§ **RECORDS SUPPLIED**
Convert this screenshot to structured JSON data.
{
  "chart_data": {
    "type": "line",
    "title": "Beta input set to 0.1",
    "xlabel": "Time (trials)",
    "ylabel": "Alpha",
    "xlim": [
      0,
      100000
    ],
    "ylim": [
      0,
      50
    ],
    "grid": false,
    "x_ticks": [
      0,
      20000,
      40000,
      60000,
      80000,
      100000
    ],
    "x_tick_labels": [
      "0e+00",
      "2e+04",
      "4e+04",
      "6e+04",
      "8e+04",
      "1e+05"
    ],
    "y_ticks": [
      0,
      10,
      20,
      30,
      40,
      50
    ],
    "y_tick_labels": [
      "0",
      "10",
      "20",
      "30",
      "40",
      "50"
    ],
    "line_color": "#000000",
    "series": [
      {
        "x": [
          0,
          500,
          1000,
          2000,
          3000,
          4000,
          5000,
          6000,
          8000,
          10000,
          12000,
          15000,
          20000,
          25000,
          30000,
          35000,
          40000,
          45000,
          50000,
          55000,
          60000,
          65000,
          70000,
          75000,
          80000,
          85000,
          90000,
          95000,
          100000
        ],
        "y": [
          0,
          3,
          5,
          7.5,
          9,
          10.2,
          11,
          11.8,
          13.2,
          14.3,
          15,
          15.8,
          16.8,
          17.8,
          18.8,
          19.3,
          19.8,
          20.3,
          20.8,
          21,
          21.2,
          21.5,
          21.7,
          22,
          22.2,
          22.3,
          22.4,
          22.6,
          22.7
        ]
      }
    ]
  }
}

§ **GIVEN PROBLEM**
Extract the complete set of records unchanged.

§ **TASK ANSWER**
Convert this screenshot to structured JSON data.
{
  "chart_data": {
    "type": "line",
    "title": "Beta input set to 0.1",
    "xlabel": "Time (trials)",
    "ylabel": "Alpha",
    "xlim": [
      0,
      100000
    ],
    "ylim": [
      0,
      50
    ],
    "grid": false,
    "x_ticks": [
      0,
      20000,
      40000,
      60000,
      80000,
      100000
    ],
    "x_tick_labels": [
      "0e+00",
      "2e+04",
      "4e+04",
      "6e+04",
      "8e+04",
      "1e+05"
    ],
    "y_ticks": [
      0,
      10,
      20,
      30,
      40,
      50
    ],
    "y_tick_labels": [
      "0",
      "10",
      "20",
      "30",
      "40",
      "50"
    ],
    "line_color": "#000000",
    "series": [
      {
        "x": [
          0,
          500,
          1000,
          2000,
          3000,
          4000,
          5000,
          6000,
          8000,
          10000,
          12000,
          15000,
          20000,
          25000,
          30000,
          35000,
          40000,
          45000,
          50000,
          55000,
          60000,
          65000,
          70000,
          75000,
          80000,
          85000,
          90000,
          95000,
          100000
        ],
        "y": [
          0,
          3,
          5,
          7.5,
          9,
          10.2,
          11,
          11.8,
          13.2,
          14.3,
          15,
          15.8,
          16.8,
          17.8,
          18.8,
          19.3,
          19.8,
          20.3,
          20.8,
          21,
          21.2,
          21.5,
          21.7,
          22,
          22.2,
          22.3,
          22.4,
          22.6,
          22.7
        ]
      }
    ]
  }
}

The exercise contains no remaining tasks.